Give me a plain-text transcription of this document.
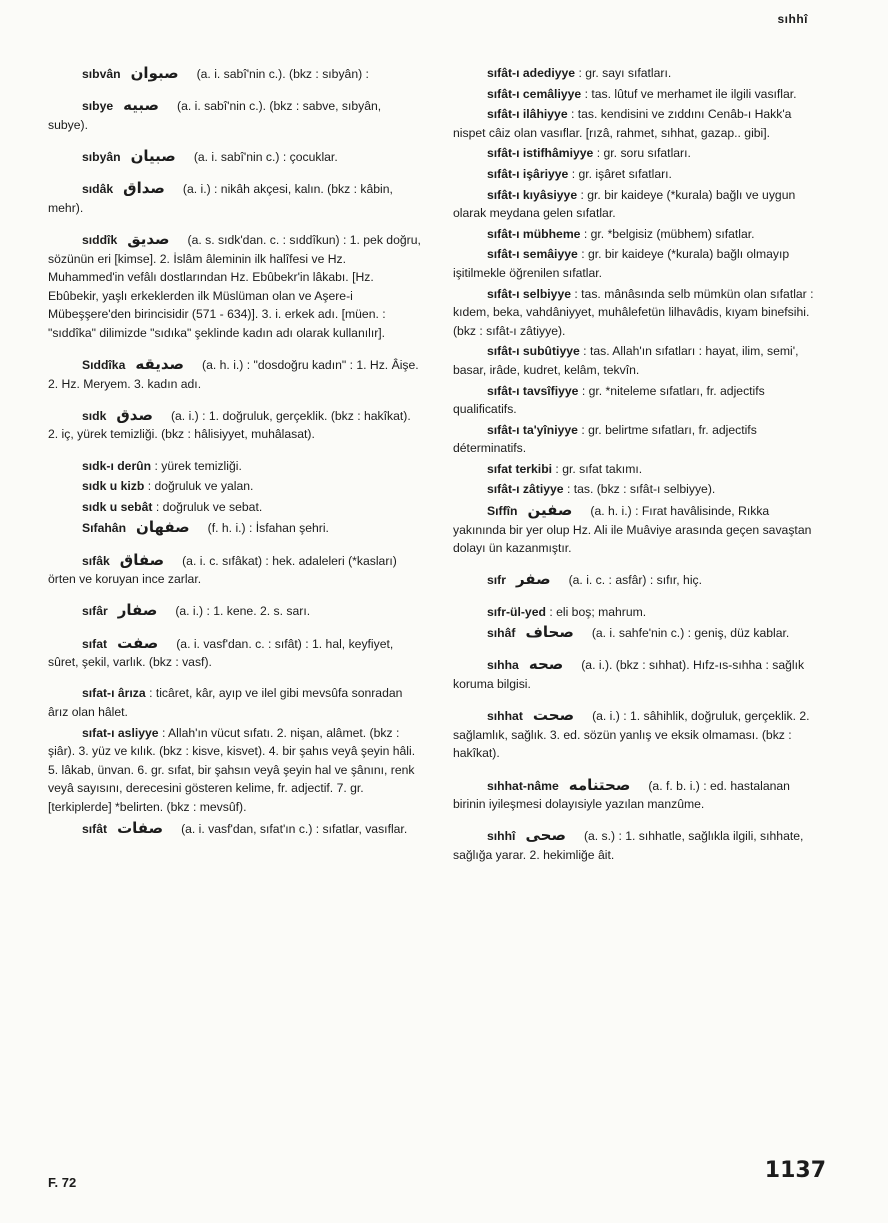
sıhhî

sıbvân صبوان (a. i. sabî'nin c.). (bkz : sıbyân) :

sıbye صبيه (a. i. sabî'nin c.). (bkz : sabve, sıbyân, subye).

sıbyân صبيان (a. i. sabî'nin c.) : çocuklar.

sıdâk صداق (a. i.) : nikâh akçesi, kalın. (bkz : kâbin, mehr).

sıddîk صديق (a. s. sıdk'dan. c. : sıddîkun) : 1. pek doğru, sözünün eri [kimse]. 2. İslâm âleminin ilk halîfesi ve Hz. Muhammed'in vefâlı dostlarından Hz. Ebûbekr'in lâkabı. [Hz. Ebûbekir, yaşlı erkeklerden ilk Müslüman olan ve Aşere-i Mübeşşere'den birincisidir (571 - 634)]. 3. i. erkek adı. [müen. : "sıddîka" dilimizde "sıdıka" şeklinde kadın adı olarak kullanılır].

Sıddîka صديقه (a. h. i.) : "dosdoğru kadın" : 1. Hz. Âişe. 2. Hz. Meryem. 3. kadın adı.

sıdk صدق (a. i.) : 1. doğruluk, gerçeklik. (bkz : hakîkat). 2. iç, yürek temizliği. (bkz : hâlisiyyet, muhâlasat).

sıdk-ı derûn : yürek temizliği.

sıdk u kizb : doğruluk ve yalan.

sıdk u sebât : doğruluk ve sebat.

Sıfahân صفهان (f. h. i.) : İsfahan şehri.

sıfâk صفاق (a. i. c. sıfâkat) : hek. adaleleri (*kasları) örten ve koruyan ince zarlar.

sıfâr صفار (a. i.) : 1. kene. 2. s. sarı.

sıfat صفت (a. i. vasf'dan. c. : sıfât) : 1. hal, keyfiyet, sûret, şekil, varlık. (bkz : vasf).

sıfat-ı ârıza : ticâret, kâr, ayıp ve ilel gibi mevsûfa sonradan ârız olan hâlet.

sıfat-ı asliyye : Allah'ın vücut sıfatı. 2. nişan, alâmet. (bkz : şiâr). 3. yüz ve kılık. (bkz : kisve, kisvet). 4. bir şahıs veyâ şeyin hâli. 5. lâkab, ünvan. 6. gr. sıfat, bir şahsın veyâ şeyin hal ve şânını, renk veyâ sayısını, derecesini gösteren kelime, fr. adjectif. 7. gr. [terkiplerde] *belirten. (bkz : mevsûf).

sıfât صفات (a. i. vasf'dan, sıfat'ın c.) : sıfatlar, vasıflar.

sıfât-ı adediyye : gr. sayı sıfatları.

sıfât-ı cemâliyye : tas. lûtuf ve merhamet ile ilgili vasıflar.

sıfât-ı ilâhiyye : tas. kendisini ve zıddını Cenâb-ı Hakk'a nispet câiz olan vasıflar. [rızâ, rahmet, sıhhat, gazap.. gibi].

sıfât-ı istifhâmiyye : gr. soru sıfatları.

sıfât-ı işâriyye : gr. işâret sıfatları.

sıfât-ı kıyâsiyye : gr. bir kaideye (*kurala) bağlı ve uygun olarak meydana gelen sıfatlar.

sıfât-ı mübheme : gr. *belgisiz (mübhem) sıfatlar.

sıfât-ı semâiyye : gr. bir kaideye (*kurala) bağlı olmayıp işitilmekle öğrenilen sıfatlar.

sıfât-ı selbiyye : tas. mânâsında selb mümkün olan sıfatlar : kıdem, beka, vahdâniyyet, muhâlefetün lilhavâdis, kıyam binefsihi. (bkz : sıfât-ı zâtiyye).

sıfât-ı subûtiyye : tas. Allah'ın sıfatları : hayat, ilim, semi', basar, irâde, kudret, kelâm, tekvîn.

sıfât-ı tavsîfiyye : gr. *niteleme sıfatları, fr. adjectifs qualificatifs.

sıfât-ı ta'yîniyye : gr. belirtme sıfatları, fr. adjectifs déterminatifs.

sıfat terkibi : gr. sıfat takımı.

sıfât-ı zâtiyye : tas. (bkz : sıfât-ı selbiyye).

Sıffîn صفين (a. h. i.) : Fırat havâlisinde, Rıkka yakınında bir yer olup Hz. Ali ile Muâviye arasında geçen savaştan dolayı ün kazanmıştır.

sıfr صفر (a. i. c. : asfâr) : sıfır, hiç.

sıfr-ül-yed : eli boş; mahrum.

sıhâf صحاف (a. i. sahfe'nin c.) : geniş, düz kablar.

sıhha صحه (a. i.). (bkz : sıhhat). Hıfz-ıs-sıhha : sağlık koruma bilgisi.

sıhhat صحت (a. i.) : 1. sâhihlik, doğruluk, gerçeklik. 2. sağlamlık, sağlık. 3. ed. sözün yanlış ve eksik olmaması. (bkz : hakîkat).

sıhhat-nâme صحتنامه (a. f. b. i.) : ed. hastalanan birinin iyileşmesi dolayısiyle yazılan manzûme.

sıhhî صحى (a. s.) : 1. sıhhatle, sağlıkla ilgili, sıhhate, sağlığa yarar. 2. hekimliğe âit.

F. 72	1137
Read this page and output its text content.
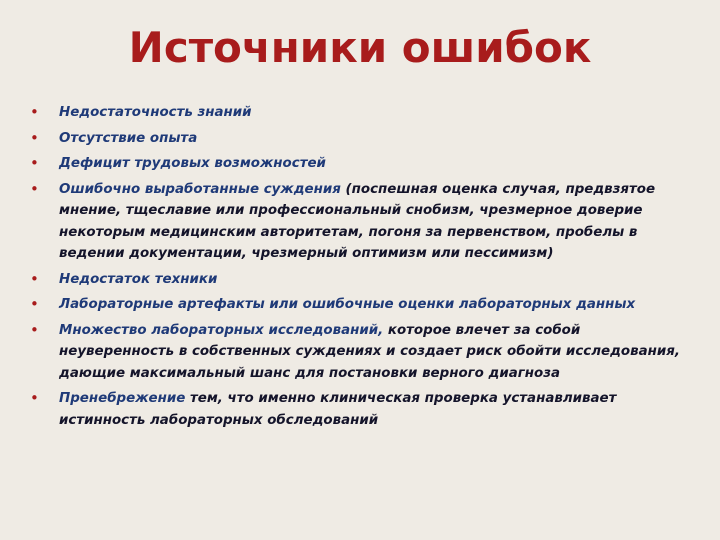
Источники ошибок
• Недостаточность знаний
• Отсутствие опыта
• Дефицит трудовых возможностей
• Ошибочно выработанные суждения (поспешная оценка случая, предвзятое мнение, тщеславие или профессиональный снобизм, чрезмерное доверие некоторым медицинским авторитетам, погоня за первенством, пробелы в ведении документации, чрезмерный оптимизм или пессимизм)
• Недостаток техники
• Лабораторные артефакты или ошибочные оценки лабораторных данных
• Множество лабораторных исследований, которое влечет за собой неуверенность в собственных суждениях и создает риск обойти исследования, дающие максимальный шанс для постановки верного диагноза
• Пренебрежение тем, что именно клиническая проверка устанавливает истинность лабораторных обследований
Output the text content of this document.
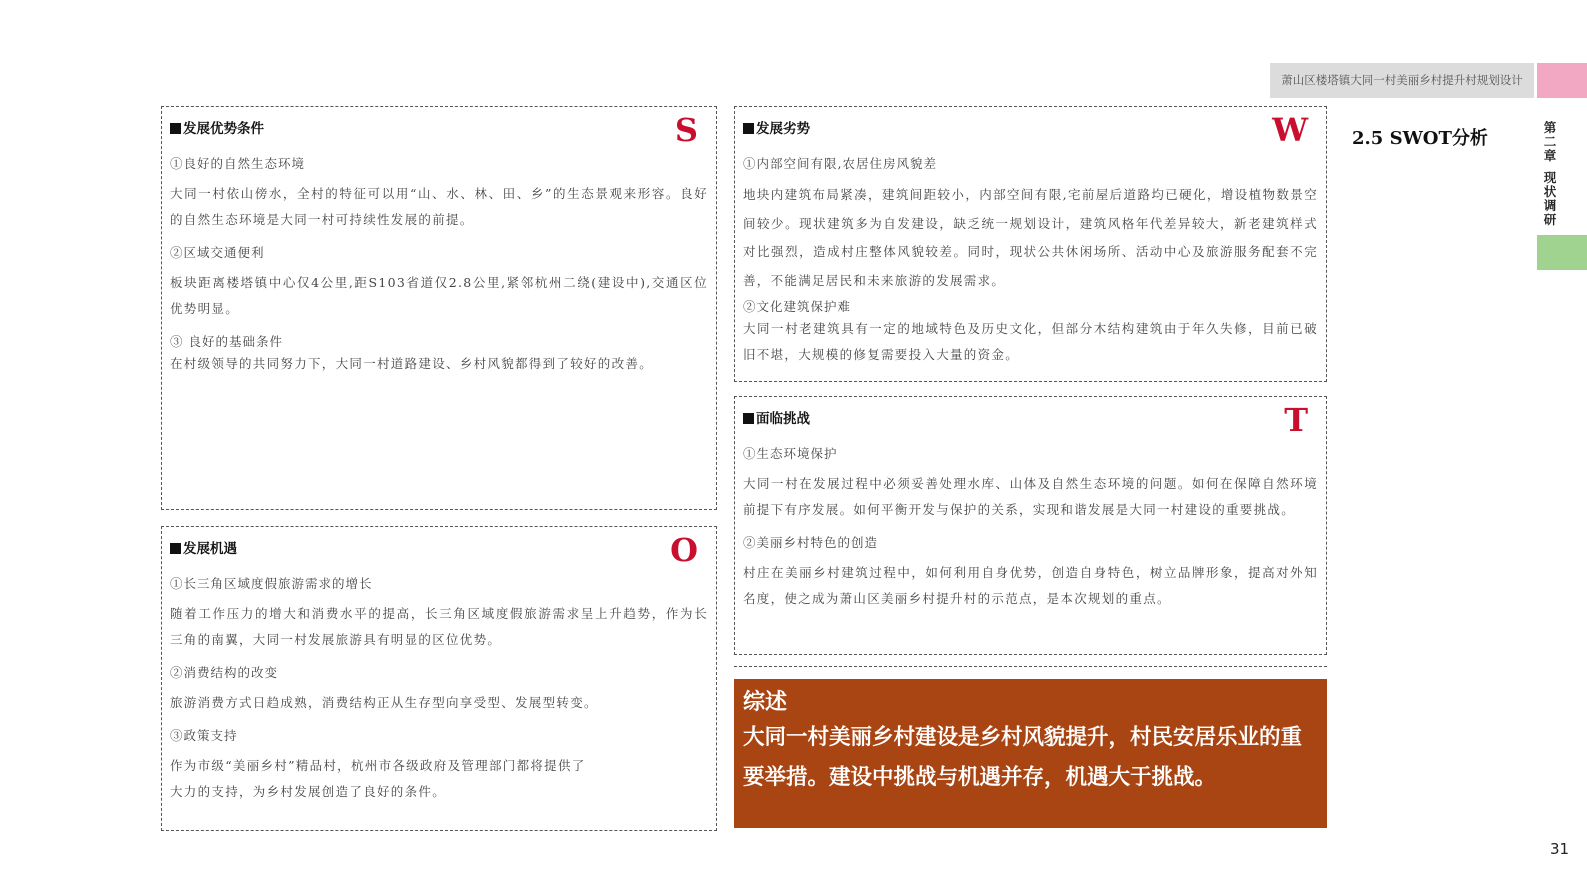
萧山区楼塔镇大同一村美丽乡村提升村规划设计
第
二
章
现
状
调
研
2.5 SWOT分析
31
发展优势条件	S
①良好的自然生态环境
大同一村依山傍水，全村的特征可以用“山、水、林、田、乡”的生态景观来形容。良好的自然生态环境是大同一村可持续性发展的前提。
②区域交通便利
板块距离楼塔镇中心仅4公里,距S103省道仅2.8公里,紧邻杭州二绕(建设中),交通区位优势明显。
③ 良好的基础条件
在村级领导的共同努力下，大同一村道路建设、乡村风貌都得到了较好的改善。
发展机遇	O
①长三角区域度假旅游需求的增长
随着工作压力的增大和消费水平的提高，长三角区域度假旅游需求呈上升趋势，作为长三角的南翼，大同一村发展旅游具有明显的区位优势。
②消费结构的改变
旅游消费方式日趋成熟，消费结构正从生存型向享受型、发展型转变。
③政策支持
作为市级“美丽乡村”精品村，杭州市各级政府及管理部门都将提供了
大力的支持，为乡村发展创造了良好的条件。
发展劣势	W
①内部空间有限,农居住房风貌差
地块内建筑布局紧凑，建筑间距较小，内部空间有限,宅前屋后道路均已硬化，增设植物数景空间较少。现状建筑多为自发建设，缺乏统一规划设计，建筑风格年代差异较大，新老建筑样式对比强烈，造成村庄整体风貌较差。同时，现状公共休闲场所、活动中心及旅游服务配套不完善，不能满足居民和未来旅游的发展需求。
②文化建筑保护难
大同一村老建筑具有一定的地域特色及历史文化，但部分木结构建筑由于年久失修，目前已破旧不堪，大规模的修复需要投入大量的资金。
面临挑战	T
①生态环境保护
大同一村在发展过程中必须妥善处理水库、山体及自然生态环境的问题。如何在保障自然环境前提下有序发展。如何平衡开发与保护的关系，实现和谐发展是大同一村建设的重要挑战。
②美丽乡村特色的创造
村庄在美丽乡村建筑过程中，如何利用自身优势，创造自身特色，树立品牌形象，提高对外知名度，使之成为萧山区美丽乡村提升村的示范点，是本次规划的重点。
综述
大同一村美丽乡村建设是乡村风貌提升，村民安居乐业的重要举措。建设中挑战与机遇并存，机遇大于挑战。
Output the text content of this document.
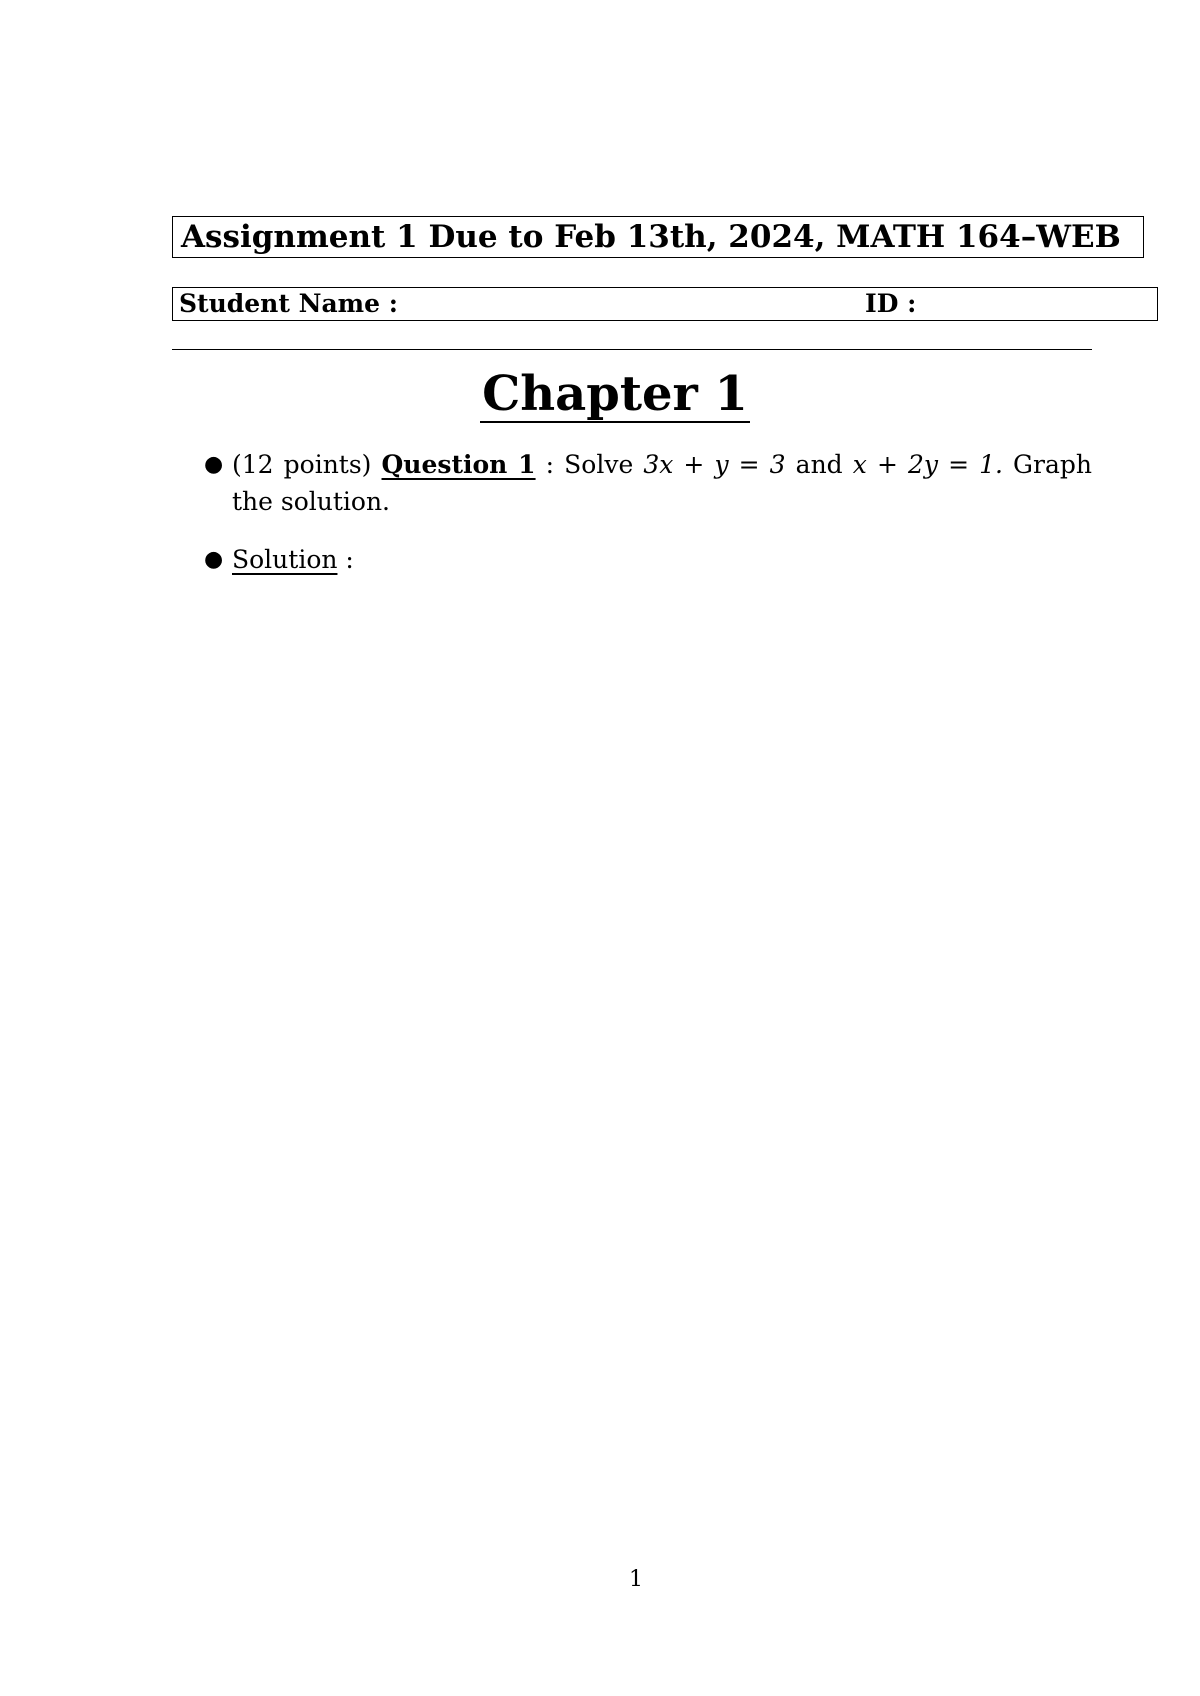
Assignment 1 Due to Feb 13th, 2024, MATH 164–WEB
Student Name :	ID :
Chapter 1
● (12 points) Question 1 : Solve 3x + y = 3 and x + 2y = 1. Graph the solution.
● Solution :
1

::::::

■ Given problem ■
Among the records above, find each line holding the string "sıbyân" and pull it out.

■ Task result ■
sıbvân صبوان (a. i. sabî'nin c.). (bkz : sıbyân) :
sıbye صبيه (a. i. sabî'nin c.). (bkz : sabve, sıbyân, subye).
sıbyân صبيان (a. i. sabî'nin c.) : çocuklar.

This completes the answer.